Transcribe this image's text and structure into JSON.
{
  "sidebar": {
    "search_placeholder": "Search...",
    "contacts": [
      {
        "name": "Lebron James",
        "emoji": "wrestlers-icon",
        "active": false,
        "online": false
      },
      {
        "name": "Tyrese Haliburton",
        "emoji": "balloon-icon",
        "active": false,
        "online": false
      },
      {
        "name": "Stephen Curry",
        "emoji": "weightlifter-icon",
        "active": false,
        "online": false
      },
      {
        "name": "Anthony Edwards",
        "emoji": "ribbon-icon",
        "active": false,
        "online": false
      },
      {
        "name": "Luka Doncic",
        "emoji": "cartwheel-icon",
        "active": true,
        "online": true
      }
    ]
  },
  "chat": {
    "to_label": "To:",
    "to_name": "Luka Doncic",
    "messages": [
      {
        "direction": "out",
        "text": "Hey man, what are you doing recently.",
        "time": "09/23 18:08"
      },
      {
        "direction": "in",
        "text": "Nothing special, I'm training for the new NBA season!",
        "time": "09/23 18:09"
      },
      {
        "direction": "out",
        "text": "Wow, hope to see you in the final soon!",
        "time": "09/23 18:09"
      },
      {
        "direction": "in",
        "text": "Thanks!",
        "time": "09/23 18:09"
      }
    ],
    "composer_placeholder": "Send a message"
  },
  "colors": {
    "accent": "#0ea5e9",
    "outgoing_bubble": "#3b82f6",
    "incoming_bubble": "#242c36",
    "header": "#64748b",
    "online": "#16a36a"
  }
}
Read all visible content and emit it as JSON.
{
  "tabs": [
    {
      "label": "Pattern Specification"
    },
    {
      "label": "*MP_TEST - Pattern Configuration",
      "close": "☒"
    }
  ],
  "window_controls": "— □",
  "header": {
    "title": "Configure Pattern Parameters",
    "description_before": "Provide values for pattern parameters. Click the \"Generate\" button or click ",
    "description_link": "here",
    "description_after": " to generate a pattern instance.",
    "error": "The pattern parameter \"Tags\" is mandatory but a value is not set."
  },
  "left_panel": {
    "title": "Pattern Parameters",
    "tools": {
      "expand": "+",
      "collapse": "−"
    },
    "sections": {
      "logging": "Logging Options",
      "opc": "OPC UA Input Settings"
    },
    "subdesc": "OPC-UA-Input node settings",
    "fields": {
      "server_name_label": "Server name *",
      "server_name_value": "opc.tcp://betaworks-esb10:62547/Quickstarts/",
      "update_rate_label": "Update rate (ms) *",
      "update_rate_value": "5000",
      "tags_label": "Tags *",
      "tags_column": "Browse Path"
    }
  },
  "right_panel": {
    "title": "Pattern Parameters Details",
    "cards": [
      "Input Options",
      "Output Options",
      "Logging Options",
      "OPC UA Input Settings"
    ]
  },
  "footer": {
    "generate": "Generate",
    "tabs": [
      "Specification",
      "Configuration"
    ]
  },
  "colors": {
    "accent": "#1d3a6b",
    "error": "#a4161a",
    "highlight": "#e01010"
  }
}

- _WHAT IS NEEDED_:
Using the listing, collect all lines in which the string "Options" is found.

- _OUTPUT OF THE TASK_:
      "logging": "Logging Options",
      "Input Options",
      "Output Options",
      "Logging Options",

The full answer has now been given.